'''

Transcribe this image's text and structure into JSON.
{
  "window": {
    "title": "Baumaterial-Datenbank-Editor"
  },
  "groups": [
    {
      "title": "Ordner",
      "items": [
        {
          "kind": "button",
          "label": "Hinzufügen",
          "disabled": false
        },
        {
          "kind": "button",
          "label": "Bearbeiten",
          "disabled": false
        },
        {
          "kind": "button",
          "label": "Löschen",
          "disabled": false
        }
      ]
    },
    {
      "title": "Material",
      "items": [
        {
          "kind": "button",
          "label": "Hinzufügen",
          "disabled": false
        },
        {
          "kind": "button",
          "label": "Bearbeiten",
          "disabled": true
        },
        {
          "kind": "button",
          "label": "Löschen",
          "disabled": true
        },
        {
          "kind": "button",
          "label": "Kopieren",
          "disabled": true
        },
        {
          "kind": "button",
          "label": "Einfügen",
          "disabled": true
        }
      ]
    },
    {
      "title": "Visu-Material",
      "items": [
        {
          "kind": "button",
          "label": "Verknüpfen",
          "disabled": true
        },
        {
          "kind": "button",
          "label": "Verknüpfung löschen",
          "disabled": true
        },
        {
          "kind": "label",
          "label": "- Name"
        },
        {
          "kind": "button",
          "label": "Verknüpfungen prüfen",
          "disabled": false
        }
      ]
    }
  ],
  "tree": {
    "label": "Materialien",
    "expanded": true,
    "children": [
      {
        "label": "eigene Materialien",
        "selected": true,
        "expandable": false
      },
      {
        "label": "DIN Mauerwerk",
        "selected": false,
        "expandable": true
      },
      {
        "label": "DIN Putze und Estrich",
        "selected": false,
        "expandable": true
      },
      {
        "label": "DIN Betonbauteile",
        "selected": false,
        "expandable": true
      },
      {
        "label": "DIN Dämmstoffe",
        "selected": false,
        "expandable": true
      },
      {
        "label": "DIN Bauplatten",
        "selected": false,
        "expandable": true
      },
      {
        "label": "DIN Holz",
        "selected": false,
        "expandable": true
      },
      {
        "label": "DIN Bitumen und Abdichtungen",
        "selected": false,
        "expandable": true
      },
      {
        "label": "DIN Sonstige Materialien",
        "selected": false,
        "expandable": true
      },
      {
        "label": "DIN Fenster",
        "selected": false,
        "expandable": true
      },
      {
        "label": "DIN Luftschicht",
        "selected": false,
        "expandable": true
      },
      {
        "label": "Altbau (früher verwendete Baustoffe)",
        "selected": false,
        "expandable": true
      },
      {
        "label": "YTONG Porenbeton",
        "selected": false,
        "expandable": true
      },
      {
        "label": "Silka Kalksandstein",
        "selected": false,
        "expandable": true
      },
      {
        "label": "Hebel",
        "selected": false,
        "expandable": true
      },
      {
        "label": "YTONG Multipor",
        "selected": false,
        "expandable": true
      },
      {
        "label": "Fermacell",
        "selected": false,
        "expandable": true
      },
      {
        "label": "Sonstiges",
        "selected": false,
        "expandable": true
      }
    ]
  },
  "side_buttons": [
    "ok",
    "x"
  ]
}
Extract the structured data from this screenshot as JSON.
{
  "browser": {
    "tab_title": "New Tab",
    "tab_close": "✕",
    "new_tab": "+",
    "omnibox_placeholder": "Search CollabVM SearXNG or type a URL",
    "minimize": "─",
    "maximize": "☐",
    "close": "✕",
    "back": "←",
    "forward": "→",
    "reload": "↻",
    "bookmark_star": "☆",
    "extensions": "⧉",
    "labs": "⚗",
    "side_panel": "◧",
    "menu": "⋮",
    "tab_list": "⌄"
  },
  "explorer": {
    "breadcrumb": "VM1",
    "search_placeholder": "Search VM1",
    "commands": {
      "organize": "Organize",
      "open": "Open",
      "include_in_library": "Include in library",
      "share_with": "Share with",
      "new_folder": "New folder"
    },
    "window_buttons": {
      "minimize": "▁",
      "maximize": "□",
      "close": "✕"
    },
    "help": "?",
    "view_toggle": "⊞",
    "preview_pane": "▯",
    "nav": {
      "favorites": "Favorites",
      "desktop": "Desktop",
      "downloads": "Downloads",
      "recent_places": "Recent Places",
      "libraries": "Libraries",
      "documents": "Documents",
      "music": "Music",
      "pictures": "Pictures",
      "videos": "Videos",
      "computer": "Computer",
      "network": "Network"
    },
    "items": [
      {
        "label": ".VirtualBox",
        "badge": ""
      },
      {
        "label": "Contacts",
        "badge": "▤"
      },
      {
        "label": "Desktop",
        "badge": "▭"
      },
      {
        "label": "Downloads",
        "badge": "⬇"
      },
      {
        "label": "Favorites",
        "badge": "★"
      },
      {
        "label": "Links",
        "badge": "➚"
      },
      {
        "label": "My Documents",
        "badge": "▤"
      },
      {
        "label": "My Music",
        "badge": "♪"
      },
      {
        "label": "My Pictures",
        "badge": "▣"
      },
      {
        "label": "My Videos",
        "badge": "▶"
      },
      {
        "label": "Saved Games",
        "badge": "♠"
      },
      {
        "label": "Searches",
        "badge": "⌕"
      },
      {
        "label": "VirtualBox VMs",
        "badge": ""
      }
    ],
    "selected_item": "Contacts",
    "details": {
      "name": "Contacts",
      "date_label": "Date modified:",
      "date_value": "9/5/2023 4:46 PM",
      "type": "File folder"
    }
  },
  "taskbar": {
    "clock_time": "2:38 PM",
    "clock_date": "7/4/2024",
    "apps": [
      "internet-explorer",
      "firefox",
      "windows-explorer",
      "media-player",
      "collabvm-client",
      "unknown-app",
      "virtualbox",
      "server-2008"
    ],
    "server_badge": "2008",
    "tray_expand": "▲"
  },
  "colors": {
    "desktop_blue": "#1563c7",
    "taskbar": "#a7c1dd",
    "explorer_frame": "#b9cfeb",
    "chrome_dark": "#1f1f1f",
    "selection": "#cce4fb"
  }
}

'''

[What is required] Select and copy every line of the listing with the word "JSON".

[Response below]
Transcribe this image's text and structure into JSON.
Extract the structured data from this screenshot as JSON.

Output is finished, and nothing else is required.